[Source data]

────────────────────────────────────────

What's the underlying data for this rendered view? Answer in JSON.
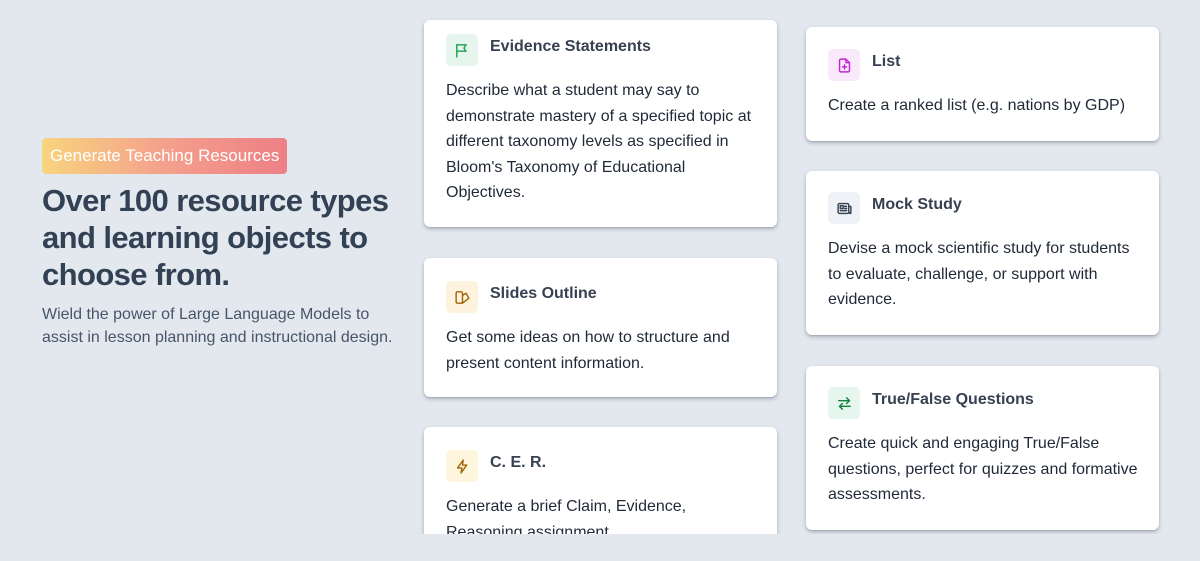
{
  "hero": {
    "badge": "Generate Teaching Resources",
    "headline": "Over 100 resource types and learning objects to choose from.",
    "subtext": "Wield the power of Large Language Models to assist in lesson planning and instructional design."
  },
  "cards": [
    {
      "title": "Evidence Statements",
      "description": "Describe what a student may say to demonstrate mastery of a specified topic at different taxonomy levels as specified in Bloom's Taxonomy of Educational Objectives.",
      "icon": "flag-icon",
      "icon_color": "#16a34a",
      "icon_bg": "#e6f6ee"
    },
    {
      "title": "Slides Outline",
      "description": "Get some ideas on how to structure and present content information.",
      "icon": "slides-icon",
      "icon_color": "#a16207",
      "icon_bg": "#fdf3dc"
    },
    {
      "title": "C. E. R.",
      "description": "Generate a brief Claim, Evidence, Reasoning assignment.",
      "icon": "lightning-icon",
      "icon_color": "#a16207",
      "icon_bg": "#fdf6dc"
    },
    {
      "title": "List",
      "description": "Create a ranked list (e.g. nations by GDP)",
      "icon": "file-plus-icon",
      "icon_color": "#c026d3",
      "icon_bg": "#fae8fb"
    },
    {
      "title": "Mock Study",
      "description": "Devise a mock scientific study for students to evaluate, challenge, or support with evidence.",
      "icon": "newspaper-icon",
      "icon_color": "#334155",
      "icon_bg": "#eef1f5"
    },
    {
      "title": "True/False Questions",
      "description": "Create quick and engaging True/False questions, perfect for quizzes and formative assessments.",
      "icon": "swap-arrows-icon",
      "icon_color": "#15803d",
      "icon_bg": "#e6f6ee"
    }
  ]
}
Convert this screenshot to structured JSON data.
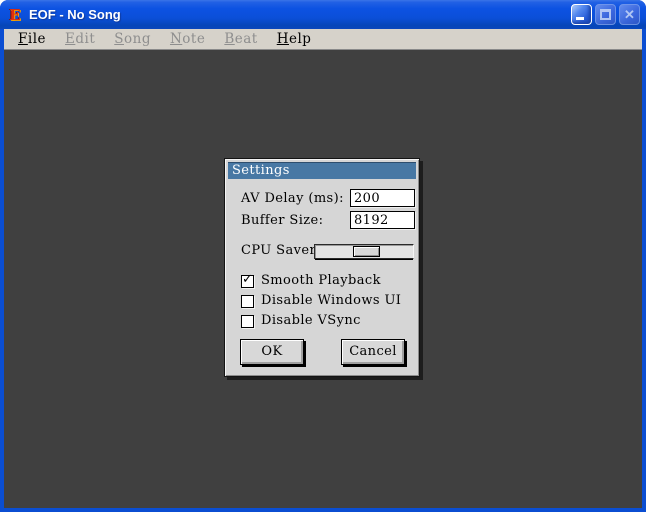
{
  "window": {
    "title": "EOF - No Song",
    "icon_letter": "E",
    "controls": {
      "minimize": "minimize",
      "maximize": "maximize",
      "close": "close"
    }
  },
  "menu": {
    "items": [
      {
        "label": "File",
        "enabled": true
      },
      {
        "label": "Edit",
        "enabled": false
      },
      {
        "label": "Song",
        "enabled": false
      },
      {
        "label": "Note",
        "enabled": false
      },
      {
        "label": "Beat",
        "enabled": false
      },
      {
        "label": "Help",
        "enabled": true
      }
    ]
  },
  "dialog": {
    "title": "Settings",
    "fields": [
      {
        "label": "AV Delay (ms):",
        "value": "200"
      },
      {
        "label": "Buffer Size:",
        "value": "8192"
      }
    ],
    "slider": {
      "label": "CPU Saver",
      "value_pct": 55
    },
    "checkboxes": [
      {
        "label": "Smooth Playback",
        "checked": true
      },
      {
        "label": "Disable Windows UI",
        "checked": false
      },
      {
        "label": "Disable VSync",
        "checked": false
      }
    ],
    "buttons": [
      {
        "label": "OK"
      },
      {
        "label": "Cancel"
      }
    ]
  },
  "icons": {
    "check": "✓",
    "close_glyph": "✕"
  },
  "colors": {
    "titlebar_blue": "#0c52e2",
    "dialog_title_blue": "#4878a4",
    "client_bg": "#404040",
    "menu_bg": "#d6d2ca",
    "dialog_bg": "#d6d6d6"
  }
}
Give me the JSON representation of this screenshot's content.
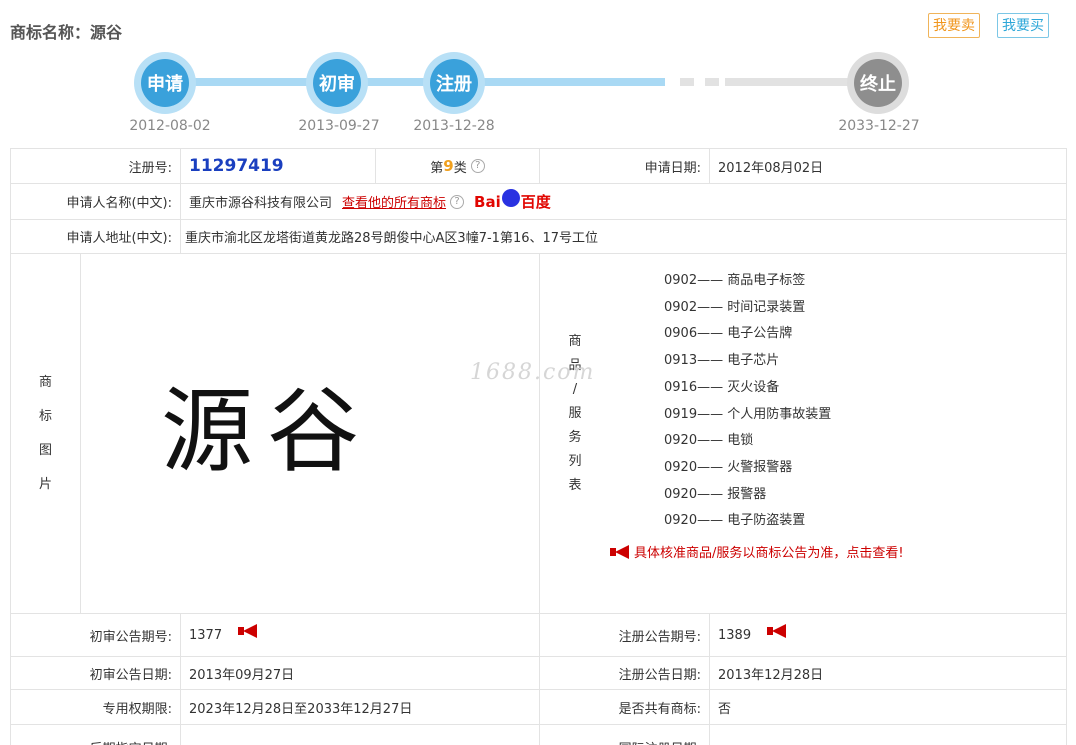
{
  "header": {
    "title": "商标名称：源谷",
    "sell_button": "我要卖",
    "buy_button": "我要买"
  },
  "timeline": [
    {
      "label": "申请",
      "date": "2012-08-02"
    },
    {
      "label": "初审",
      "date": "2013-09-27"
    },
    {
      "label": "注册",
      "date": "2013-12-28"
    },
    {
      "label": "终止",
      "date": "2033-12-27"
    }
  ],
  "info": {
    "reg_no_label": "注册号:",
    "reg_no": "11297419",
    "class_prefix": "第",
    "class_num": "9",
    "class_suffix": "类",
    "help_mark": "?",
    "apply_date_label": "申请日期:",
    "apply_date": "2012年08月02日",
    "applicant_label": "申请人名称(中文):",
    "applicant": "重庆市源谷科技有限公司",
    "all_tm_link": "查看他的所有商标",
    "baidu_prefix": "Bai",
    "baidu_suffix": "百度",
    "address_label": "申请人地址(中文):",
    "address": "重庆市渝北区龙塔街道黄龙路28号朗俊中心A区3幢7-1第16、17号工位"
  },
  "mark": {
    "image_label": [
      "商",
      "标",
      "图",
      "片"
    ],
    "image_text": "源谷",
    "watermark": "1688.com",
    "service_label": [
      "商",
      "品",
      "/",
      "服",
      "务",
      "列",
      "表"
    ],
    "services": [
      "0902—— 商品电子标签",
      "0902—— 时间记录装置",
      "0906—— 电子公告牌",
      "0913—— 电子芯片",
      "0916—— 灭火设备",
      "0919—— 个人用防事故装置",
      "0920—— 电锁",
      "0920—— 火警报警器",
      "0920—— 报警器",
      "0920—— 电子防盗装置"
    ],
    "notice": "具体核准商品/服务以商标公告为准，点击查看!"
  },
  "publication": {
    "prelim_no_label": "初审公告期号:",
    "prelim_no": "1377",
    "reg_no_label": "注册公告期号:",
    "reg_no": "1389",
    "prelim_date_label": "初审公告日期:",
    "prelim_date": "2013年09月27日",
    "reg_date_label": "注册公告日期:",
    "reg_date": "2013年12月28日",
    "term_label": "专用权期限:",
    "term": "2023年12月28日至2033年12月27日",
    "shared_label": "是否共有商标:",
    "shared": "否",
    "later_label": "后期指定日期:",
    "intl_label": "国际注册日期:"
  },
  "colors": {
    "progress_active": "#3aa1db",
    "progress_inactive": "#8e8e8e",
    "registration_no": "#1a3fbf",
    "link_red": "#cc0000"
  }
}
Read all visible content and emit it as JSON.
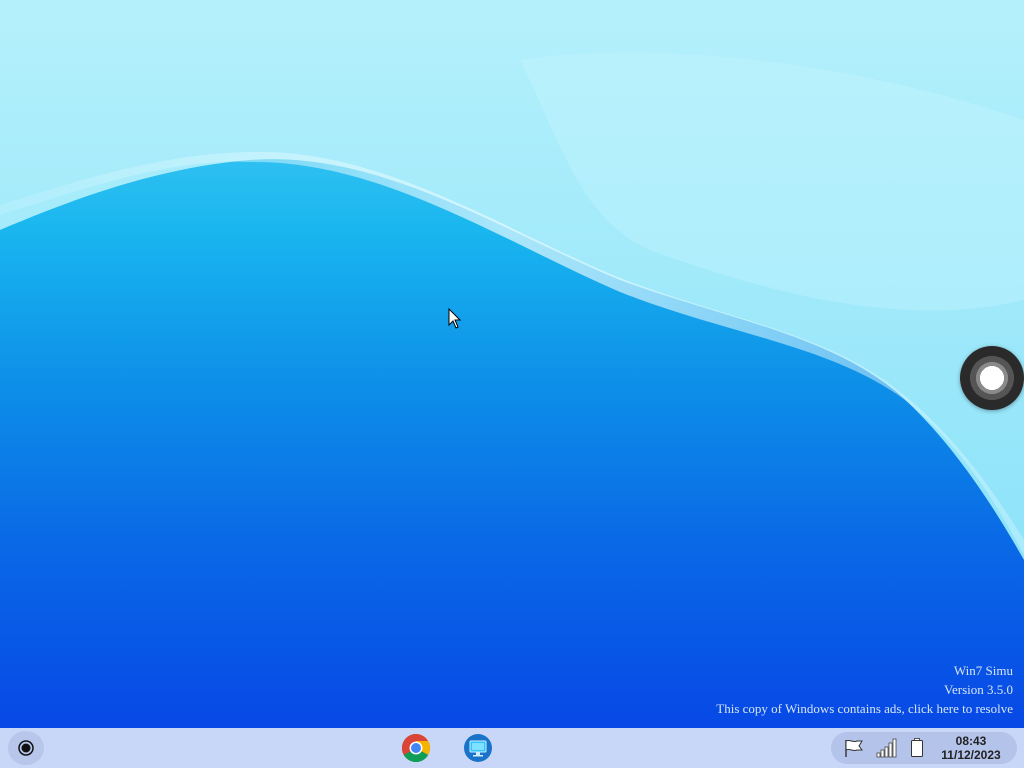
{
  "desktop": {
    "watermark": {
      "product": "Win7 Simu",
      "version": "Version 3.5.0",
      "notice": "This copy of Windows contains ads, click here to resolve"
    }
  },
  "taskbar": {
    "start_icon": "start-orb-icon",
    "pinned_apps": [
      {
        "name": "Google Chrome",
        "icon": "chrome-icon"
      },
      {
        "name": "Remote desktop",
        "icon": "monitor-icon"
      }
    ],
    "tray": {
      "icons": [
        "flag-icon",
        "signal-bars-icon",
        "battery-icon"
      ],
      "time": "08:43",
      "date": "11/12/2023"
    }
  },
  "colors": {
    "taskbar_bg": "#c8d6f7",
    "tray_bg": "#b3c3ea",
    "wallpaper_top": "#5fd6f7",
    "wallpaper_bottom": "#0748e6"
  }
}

────────────────────────────────────────

== GIVEN PROBLEM ==
Take the line containing "Read all visible content and emit it as JSON." through the last line of the material and retype exactly those lines, both ends included, with no pictures.

== RESULT ==
Read all visible content and emit it as JSON.
{
  "desktop": {
    "watermark": {
      "product": "Win7 Simu",
      "version": "Version 3.5.0",
      "notice": "This copy of Windows contains ads, click here to resolve"
    }
  },
  "taskbar": {
    "start_icon": "start-orb-icon",
    "pinned_apps": [
      {
        "name": "Google Chrome",
        "icon": "chrome-icon"
      },
      {
        "name": "Remote desktop",
        "icon": "monitor-icon"
      }
    ],
    "tray": {
      "icons": [
        "flag-icon",
        "signal-bars-icon",
        "battery-icon"
      ],
      "time": "08:43",
      "date": "11/12/2023"
    }
  },
  "colors": {
    "taskbar_bg": "#c8d6f7",
    "tray_bg": "#b3c3ea",
    "wallpaper_top": "#5fd6f7",
    "wallpaper_bottom": "#0748e6"
  }
}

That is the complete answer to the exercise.